Records supplied:
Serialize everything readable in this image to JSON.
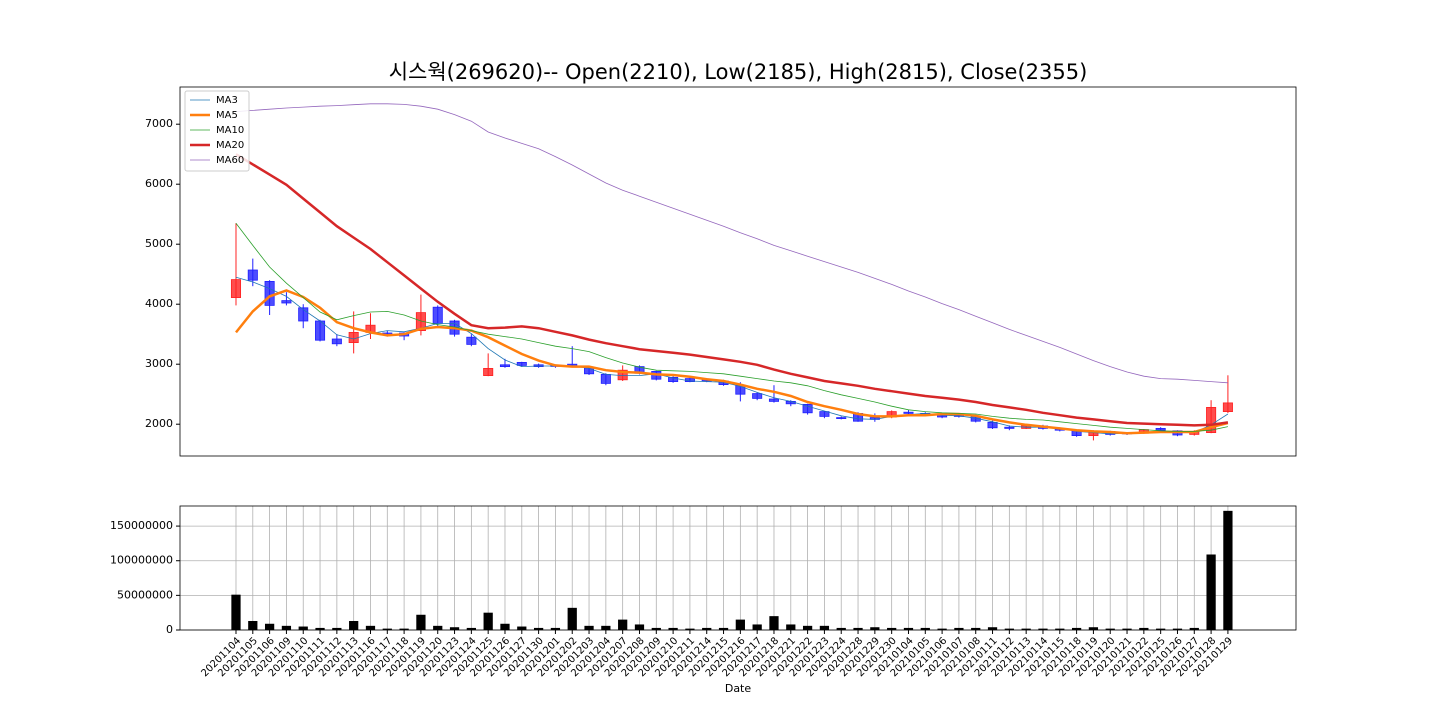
{
  "chart_data": {
    "type": "candlestick",
    "title": "시스웍(269620)-- Open(2210), Low(2185), High(2815), Close(2355)",
    "xlabel": "Date",
    "categories": [
      "20201104",
      "20201105",
      "20201106",
      "20201109",
      "20201110",
      "20201111",
      "20201112",
      "20201113",
      "20201116",
      "20201117",
      "20201118",
      "20201119",
      "20201120",
      "20201123",
      "20201124",
      "20201125",
      "20201126",
      "20201127",
      "20201130",
      "20201201",
      "20201202",
      "20201203",
      "20201204",
      "20201207",
      "20201208",
      "20201209",
      "20201210",
      "20201211",
      "20201214",
      "20201215",
      "20201216",
      "20201217",
      "20201218",
      "20201221",
      "20201222",
      "20201223",
      "20201224",
      "20201228",
      "20201229",
      "20201230",
      "20210104",
      "20210105",
      "20210106",
      "20210107",
      "20210108",
      "20210111",
      "20210112",
      "20210113",
      "20210114",
      "20210115",
      "20210118",
      "20210119",
      "20210120",
      "20210121",
      "20210122",
      "20210125",
      "20210126",
      "20210127",
      "20210128",
      "20210129"
    ],
    "open": [
      4110,
      4570,
      4380,
      4060,
      3940,
      3720,
      3420,
      3360,
      3530,
      3520,
      3520,
      3560,
      3950,
      3720,
      3450,
      2810,
      2990,
      3030,
      2990,
      2980,
      3000,
      2940,
      2830,
      2740,
      2960,
      2880,
      2780,
      2760,
      2750,
      2720,
      2650,
      2510,
      2420,
      2380,
      2330,
      2210,
      2110,
      2180,
      2110,
      2120,
      2200,
      2180,
      2150,
      2150,
      2140,
      2030,
      1950,
      1930,
      1970,
      1920,
      1890,
      1810,
      1880,
      1860,
      1850,
      1930,
      1890,
      1830,
      1860,
      2210
    ],
    "high": [
      5350,
      4760,
      4400,
      4200,
      4000,
      3740,
      3500,
      3880,
      3850,
      3560,
      3530,
      4160,
      3980,
      3740,
      3500,
      3180,
      3090,
      3040,
      3010,
      2990,
      3300,
      2960,
      2850,
      2980,
      2980,
      2890,
      2800,
      2780,
      2770,
      2740,
      2700,
      2530,
      2650,
      2400,
      2340,
      2220,
      2130,
      2200,
      2180,
      2230,
      2240,
      2200,
      2170,
      2180,
      2160,
      2060,
      1980,
      2000,
      1990,
      1940,
      1900,
      1900,
      1890,
      1870,
      1920,
      1950,
      1900,
      1900,
      2400,
      2815
    ],
    "low": [
      3980,
      4300,
      3820,
      3980,
      3600,
      3380,
      3300,
      3180,
      3420,
      3460,
      3400,
      3480,
      3620,
      3460,
      3300,
      2800,
      2940,
      2960,
      2940,
      2940,
      2950,
      2820,
      2650,
      2720,
      2830,
      2730,
      2690,
      2700,
      2700,
      2640,
      2380,
      2400,
      2360,
      2300,
      2160,
      2100,
      2080,
      2040,
      2040,
      2100,
      2160,
      2140,
      2100,
      2110,
      2030,
      1920,
      1900,
      1920,
      1910,
      1880,
      1790,
      1730,
      1810,
      1820,
      1840,
      1880,
      1800,
      1810,
      1850,
      2185
    ],
    "close": [
      4410,
      4400,
      3980,
      4020,
      3720,
      3400,
      3340,
      3530,
      3650,
      3490,
      3470,
      3860,
      3680,
      3500,
      3330,
      2930,
      2960,
      2980,
      2960,
      2970,
      2970,
      2840,
      2680,
      2900,
      2850,
      2750,
      2710,
      2710,
      2720,
      2660,
      2500,
      2430,
      2380,
      2340,
      2190,
      2130,
      2100,
      2050,
      2080,
      2210,
      2180,
      2160,
      2120,
      2130,
      2050,
      1940,
      1930,
      1980,
      1930,
      1900,
      1810,
      1880,
      1830,
      1840,
      1910,
      1900,
      1820,
      1870,
      2280,
      2355
    ],
    "up_color": "#ff2020",
    "down_color": "#2020ff",
    "series": [
      {
        "name": "MA3",
        "color": "#1f77b4",
        "width": 0.8,
        "values": [
          4450,
          4370,
          4260,
          4130,
          3910,
          3720,
          3490,
          3420,
          3510,
          3560,
          3540,
          3600,
          3680,
          3680,
          3510,
          3260,
          3070,
          2960,
          2970,
          2970,
          2970,
          2930,
          2830,
          2810,
          2810,
          2840,
          2770,
          2720,
          2710,
          2700,
          2630,
          2530,
          2440,
          2380,
          2300,
          2220,
          2140,
          2090,
          2080,
          2130,
          2160,
          2180,
          2150,
          2140,
          2100,
          2040,
          1970,
          1950,
          1950,
          1940,
          1880,
          1860,
          1840,
          1850,
          1860,
          1880,
          1880,
          1860,
          1990,
          2170
        ]
      },
      {
        "name": "MA5",
        "color": "#ff7f0e",
        "width": 2.5,
        "values": [
          3530,
          3880,
          4130,
          4230,
          4120,
          3940,
          3700,
          3600,
          3530,
          3480,
          3500,
          3590,
          3620,
          3600,
          3560,
          3450,
          3310,
          3170,
          3060,
          2980,
          2960,
          2960,
          2900,
          2870,
          2860,
          2830,
          2820,
          2790,
          2750,
          2720,
          2660,
          2590,
          2540,
          2470,
          2370,
          2300,
          2240,
          2170,
          2130,
          2130,
          2150,
          2150,
          2170,
          2170,
          2140,
          2080,
          2030,
          1990,
          1960,
          1930,
          1900,
          1880,
          1870,
          1850,
          1860,
          1870,
          1870,
          1870,
          1950,
          2020
        ]
      },
      {
        "name": "MA10",
        "color": "#2ca02c",
        "width": 0.8,
        "values": [
          5350,
          4980,
          4620,
          4350,
          4110,
          3870,
          3740,
          3810,
          3870,
          3880,
          3820,
          3720,
          3660,
          3620,
          3560,
          3500,
          3460,
          3420,
          3360,
          3300,
          3260,
          3210,
          3110,
          3020,
          2950,
          2900,
          2890,
          2880,
          2860,
          2840,
          2800,
          2760,
          2720,
          2690,
          2640,
          2560,
          2490,
          2430,
          2370,
          2300,
          2240,
          2210,
          2190,
          2180,
          2170,
          2130,
          2100,
          2080,
          2070,
          2040,
          2010,
          1980,
          1950,
          1930,
          1910,
          1890,
          1880,
          1880,
          1900,
          1960
        ]
      },
      {
        "name": "MA20",
        "color": "#d62728",
        "width": 2.5,
        "values": [
          6500,
          6330,
          6160,
          5990,
          5760,
          5530,
          5300,
          5110,
          4920,
          4700,
          4480,
          4260,
          4040,
          3840,
          3650,
          3600,
          3610,
          3630,
          3600,
          3540,
          3480,
          3410,
          3350,
          3300,
          3250,
          3220,
          3190,
          3160,
          3120,
          3080,
          3040,
          2990,
          2910,
          2840,
          2780,
          2720,
          2680,
          2640,
          2590,
          2550,
          2510,
          2470,
          2440,
          2410,
          2370,
          2320,
          2280,
          2240,
          2190,
          2150,
          2110,
          2080,
          2050,
          2020,
          2010,
          2000,
          1990,
          1980,
          1990,
          2030
        ]
      },
      {
        "name": "MA60",
        "color": "#9467bd",
        "width": 0.8,
        "values": [
          7210,
          7230,
          7250,
          7270,
          7285,
          7300,
          7310,
          7325,
          7340,
          7340,
          7330,
          7300,
          7250,
          7160,
          7050,
          6870,
          6770,
          6680,
          6590,
          6460,
          6320,
          6170,
          6020,
          5900,
          5800,
          5700,
          5600,
          5500,
          5400,
          5300,
          5190,
          5090,
          4980,
          4890,
          4800,
          4710,
          4620,
          4530,
          4430,
          4330,
          4220,
          4120,
          4010,
          3910,
          3800,
          3690,
          3580,
          3480,
          3380,
          3280,
          3170,
          3060,
          2960,
          2870,
          2800,
          2760,
          2750,
          2730,
          2710,
          2690
        ]
      }
    ],
    "ylim": [
      1470,
      7620
    ],
    "yticks": [
      2000,
      3000,
      4000,
      5000,
      6000,
      7000
    ],
    "legend": "upper left",
    "volume": [
      51000000,
      13000000,
      9000000,
      6000000,
      5000000,
      3000000,
      3000000,
      13000000,
      6000000,
      2000000,
      2000000,
      22000000,
      6000000,
      4000000,
      3000000,
      25000000,
      9000000,
      5000000,
      3000000,
      3000000,
      32000000,
      6000000,
      6000000,
      15000000,
      8000000,
      3000000,
      3000000,
      2000000,
      3000000,
      3000000,
      15000000,
      8000000,
      20000000,
      8000000,
      6000000,
      6000000,
      3000000,
      3000000,
      4000000,
      3000000,
      3000000,
      3000000,
      2000000,
      3000000,
      3000000,
      4000000,
      2000000,
      2000000,
      2000000,
      2000000,
      3000000,
      4000000,
      2000000,
      2000000,
      3000000,
      2000000,
      2000000,
      3000000,
      109000000,
      172000000
    ],
    "volume_color": "#000000",
    "volume_ylim": [
      0,
      179000000
    ],
    "volume_yticks": [
      0,
      50000000,
      100000000,
      150000000
    ],
    "volume_grid": true
  }
}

Problem requirements:
Above are the records; copy every line in them that holds the word "name".

In response:
        "name": "MA3",
        "name": "MA5",
        "name": "MA10",
        "name": "MA20",
        "name": "MA60",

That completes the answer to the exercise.